> Written task
In this exercise, return the whole listing exactly, excluding any images.

> Entries
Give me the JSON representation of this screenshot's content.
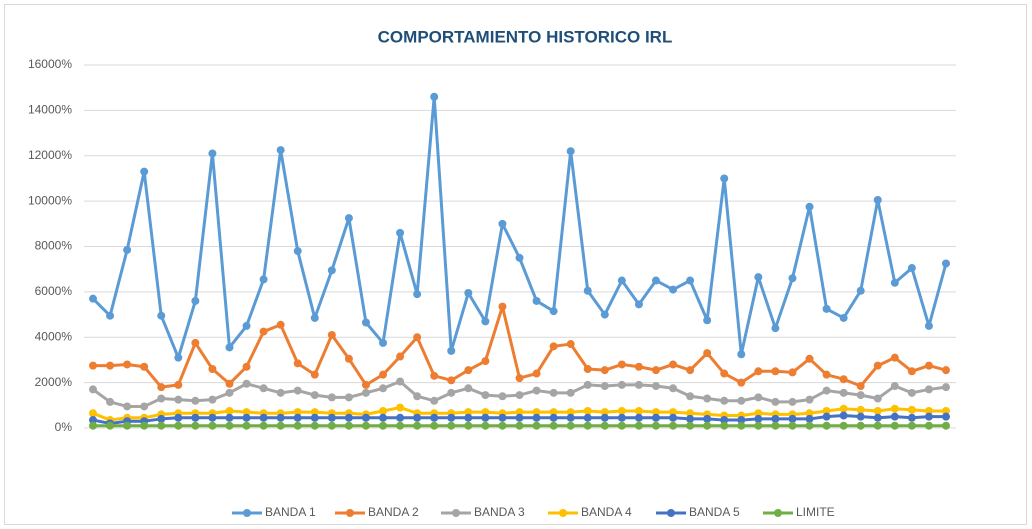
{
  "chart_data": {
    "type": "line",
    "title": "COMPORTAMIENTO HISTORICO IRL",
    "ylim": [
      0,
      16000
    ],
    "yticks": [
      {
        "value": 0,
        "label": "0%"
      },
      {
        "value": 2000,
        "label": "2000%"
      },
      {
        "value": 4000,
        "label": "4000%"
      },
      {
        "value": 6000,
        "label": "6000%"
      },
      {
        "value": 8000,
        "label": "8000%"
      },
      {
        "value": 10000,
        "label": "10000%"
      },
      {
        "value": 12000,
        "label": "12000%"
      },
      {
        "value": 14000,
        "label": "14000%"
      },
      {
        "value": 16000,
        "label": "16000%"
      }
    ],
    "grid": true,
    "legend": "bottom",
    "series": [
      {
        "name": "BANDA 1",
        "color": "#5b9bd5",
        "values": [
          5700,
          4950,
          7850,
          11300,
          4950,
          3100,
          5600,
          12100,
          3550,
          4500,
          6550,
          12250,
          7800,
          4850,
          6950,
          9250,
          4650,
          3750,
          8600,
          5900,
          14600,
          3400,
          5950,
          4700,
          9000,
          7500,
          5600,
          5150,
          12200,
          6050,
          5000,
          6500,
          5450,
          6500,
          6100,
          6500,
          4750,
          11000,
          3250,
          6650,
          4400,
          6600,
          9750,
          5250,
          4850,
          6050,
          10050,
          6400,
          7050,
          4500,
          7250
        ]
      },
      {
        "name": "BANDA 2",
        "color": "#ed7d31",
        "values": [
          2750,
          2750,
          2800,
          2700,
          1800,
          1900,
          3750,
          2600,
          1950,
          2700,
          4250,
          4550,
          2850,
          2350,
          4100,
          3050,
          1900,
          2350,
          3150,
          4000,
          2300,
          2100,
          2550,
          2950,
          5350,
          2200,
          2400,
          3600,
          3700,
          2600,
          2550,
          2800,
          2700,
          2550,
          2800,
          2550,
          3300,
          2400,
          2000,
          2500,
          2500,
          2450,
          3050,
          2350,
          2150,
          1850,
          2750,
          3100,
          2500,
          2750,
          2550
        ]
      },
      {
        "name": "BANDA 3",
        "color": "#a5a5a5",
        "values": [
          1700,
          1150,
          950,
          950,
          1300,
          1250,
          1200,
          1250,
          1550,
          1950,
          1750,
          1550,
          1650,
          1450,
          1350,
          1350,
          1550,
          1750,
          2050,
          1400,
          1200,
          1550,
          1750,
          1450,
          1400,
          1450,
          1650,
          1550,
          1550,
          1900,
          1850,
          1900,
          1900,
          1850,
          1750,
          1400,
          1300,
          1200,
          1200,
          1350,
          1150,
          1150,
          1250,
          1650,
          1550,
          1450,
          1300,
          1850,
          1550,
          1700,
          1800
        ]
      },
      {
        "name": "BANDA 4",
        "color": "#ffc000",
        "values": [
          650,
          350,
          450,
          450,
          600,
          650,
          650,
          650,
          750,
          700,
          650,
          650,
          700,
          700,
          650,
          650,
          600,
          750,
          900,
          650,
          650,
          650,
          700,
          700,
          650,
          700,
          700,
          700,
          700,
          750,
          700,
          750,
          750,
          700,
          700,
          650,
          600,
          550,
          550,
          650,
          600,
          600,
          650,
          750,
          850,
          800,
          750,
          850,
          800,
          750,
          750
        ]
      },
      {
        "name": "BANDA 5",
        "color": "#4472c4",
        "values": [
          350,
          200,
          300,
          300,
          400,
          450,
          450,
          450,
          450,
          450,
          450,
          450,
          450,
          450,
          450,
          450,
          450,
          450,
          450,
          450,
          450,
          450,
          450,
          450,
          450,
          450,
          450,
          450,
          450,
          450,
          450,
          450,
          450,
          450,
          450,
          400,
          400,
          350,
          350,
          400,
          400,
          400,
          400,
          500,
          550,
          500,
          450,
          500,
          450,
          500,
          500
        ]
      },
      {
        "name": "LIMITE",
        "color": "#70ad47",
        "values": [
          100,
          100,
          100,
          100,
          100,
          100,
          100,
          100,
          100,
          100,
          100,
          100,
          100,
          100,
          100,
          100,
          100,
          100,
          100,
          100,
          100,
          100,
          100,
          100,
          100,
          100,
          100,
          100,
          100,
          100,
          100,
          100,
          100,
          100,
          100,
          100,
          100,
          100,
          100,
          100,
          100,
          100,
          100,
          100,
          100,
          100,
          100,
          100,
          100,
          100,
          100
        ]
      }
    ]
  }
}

> Exercise solution
Give me the JSON representation of this screenshot's content.
{
  "chart_data": {
    "type": "line",
    "title": "COMPORTAMIENTO HISTORICO IRL",
    "ylim": [
      0,
      16000
    ],
    "yticks": [
      {
        "value": 0,
        "label": "0%"
      },
      {
        "value": 2000,
        "label": "2000%"
      },
      {
        "value": 4000,
        "label": "4000%"
      },
      {
        "value": 6000,
        "label": "6000%"
      },
      {
        "value": 8000,
        "label": "8000%"
      },
      {
        "value": 10000,
        "label": "10000%"
      },
      {
        "value": 12000,
        "label": "12000%"
      },
      {
        "value": 14000,
        "label": "14000%"
      },
      {
        "value": 16000,
        "label": "16000%"
      }
    ],
    "grid": true,
    "legend": "bottom",
    "series": [
      {
        "name": "BANDA 1",
        "color": "#5b9bd5",
        "values": [
          5700,
          4950,
          7850,
          11300,
          4950,
          3100,
          5600,
          12100,
          3550,
          4500,
          6550,
          12250,
          7800,
          4850,
          6950,
          9250,
          4650,
          3750,
          8600,
          5900,
          14600,
          3400,
          5950,
          4700,
          9000,
          7500,
          5600,
          5150,
          12200,
          6050,
          5000,
          6500,
          5450,
          6500,
          6100,
          6500,
          4750,
          11000,
          3250,
          6650,
          4400,
          6600,
          9750,
          5250,
          4850,
          6050,
          10050,
          6400,
          7050,
          4500,
          7250
        ]
      },
      {
        "name": "BANDA 2",
        "color": "#ed7d31",
        "values": [
          2750,
          2750,
          2800,
          2700,
          1800,
          1900,
          3750,
          2600,
          1950,
          2700,
          4250,
          4550,
          2850,
          2350,
          4100,
          3050,
          1900,
          2350,
          3150,
          4000,
          2300,
          2100,
          2550,
          2950,
          5350,
          2200,
          2400,
          3600,
          3700,
          2600,
          2550,
          2800,
          2700,
          2550,
          2800,
          2550,
          3300,
          2400,
          2000,
          2500,
          2500,
          2450,
          3050,
          2350,
          2150,
          1850,
          2750,
          3100,
          2500,
          2750,
          2550
        ]
      },
      {
        "name": "BANDA 3",
        "color": "#a5a5a5",
        "values": [
          1700,
          1150,
          950,
          950,
          1300,
          1250,
          1200,
          1250,
          1550,
          1950,
          1750,
          1550,
          1650,
          1450,
          1350,
          1350,
          1550,
          1750,
          2050,
          1400,
          1200,
          1550,
          1750,
          1450,
          1400,
          1450,
          1650,
          1550,
          1550,
          1900,
          1850,
          1900,
          1900,
          1850,
          1750,
          1400,
          1300,
          1200,
          1200,
          1350,
          1150,
          1150,
          1250,
          1650,
          1550,
          1450,
          1300,
          1850,
          1550,
          1700,
          1800
        ]
      },
      {
        "name": "BANDA 4",
        "color": "#ffc000",
        "values": [
          650,
          350,
          450,
          450,
          600,
          650,
          650,
          650,
          750,
          700,
          650,
          650,
          700,
          700,
          650,
          650,
          600,
          750,
          900,
          650,
          650,
          650,
          700,
          700,
          650,
          700,
          700,
          700,
          700,
          750,
          700,
          750,
          750,
          700,
          700,
          650,
          600,
          550,
          550,
          650,
          600,
          600,
          650,
          750,
          850,
          800,
          750,
          850,
          800,
          750,
          750
        ]
      },
      {
        "name": "BANDA 5",
        "color": "#4472c4",
        "values": [
          350,
          200,
          300,
          300,
          400,
          450,
          450,
          450,
          450,
          450,
          450,
          450,
          450,
          450,
          450,
          450,
          450,
          450,
          450,
          450,
          450,
          450,
          450,
          450,
          450,
          450,
          450,
          450,
          450,
          450,
          450,
          450,
          450,
          450,
          450,
          400,
          400,
          350,
          350,
          400,
          400,
          400,
          400,
          500,
          550,
          500,
          450,
          500,
          450,
          500,
          500
        ]
      },
      {
        "name": "LIMITE",
        "color": "#70ad47",
        "values": [
          100,
          100,
          100,
          100,
          100,
          100,
          100,
          100,
          100,
          100,
          100,
          100,
          100,
          100,
          100,
          100,
          100,
          100,
          100,
          100,
          100,
          100,
          100,
          100,
          100,
          100,
          100,
          100,
          100,
          100,
          100,
          100,
          100,
          100,
          100,
          100,
          100,
          100,
          100,
          100,
          100,
          100,
          100,
          100,
          100,
          100,
          100,
          100,
          100,
          100,
          100
        ]
      }
    ]
  }
}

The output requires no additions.